## Aim
Look for the string "with" in every line, and copy each line that has it.

(Stored data entries)
+===+
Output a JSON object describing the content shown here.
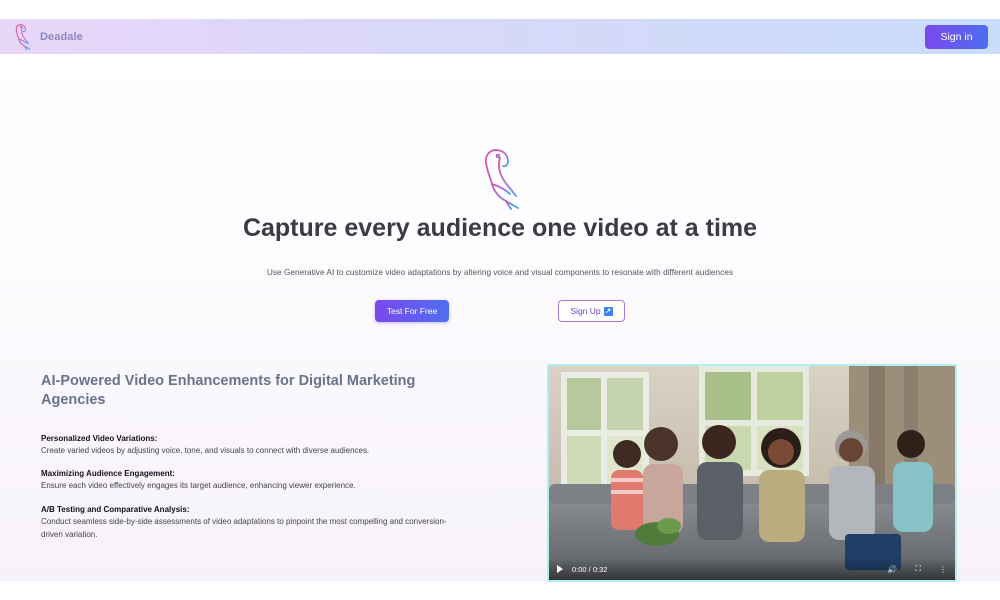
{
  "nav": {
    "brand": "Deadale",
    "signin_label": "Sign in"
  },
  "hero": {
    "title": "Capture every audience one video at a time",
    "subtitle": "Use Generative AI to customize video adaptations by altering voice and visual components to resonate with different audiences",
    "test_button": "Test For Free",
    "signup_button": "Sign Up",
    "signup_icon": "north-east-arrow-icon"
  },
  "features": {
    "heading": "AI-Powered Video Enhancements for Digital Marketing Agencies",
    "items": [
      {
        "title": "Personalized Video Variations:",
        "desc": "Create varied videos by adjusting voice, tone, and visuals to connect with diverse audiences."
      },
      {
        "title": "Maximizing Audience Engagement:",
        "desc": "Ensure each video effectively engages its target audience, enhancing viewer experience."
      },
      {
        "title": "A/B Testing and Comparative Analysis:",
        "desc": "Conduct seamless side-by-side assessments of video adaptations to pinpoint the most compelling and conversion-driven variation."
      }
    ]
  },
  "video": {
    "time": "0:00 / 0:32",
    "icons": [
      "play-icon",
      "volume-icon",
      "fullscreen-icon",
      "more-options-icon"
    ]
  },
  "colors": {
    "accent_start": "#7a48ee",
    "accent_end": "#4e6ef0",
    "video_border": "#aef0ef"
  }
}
+===+
## Output of the task
    "subtitle": "Use Generative AI to customize video adaptations by altering voice and visual components to resonate with different audiences",
        "desc": "Create varied videos by adjusting voice, tone, and visuals to connect with diverse audiences."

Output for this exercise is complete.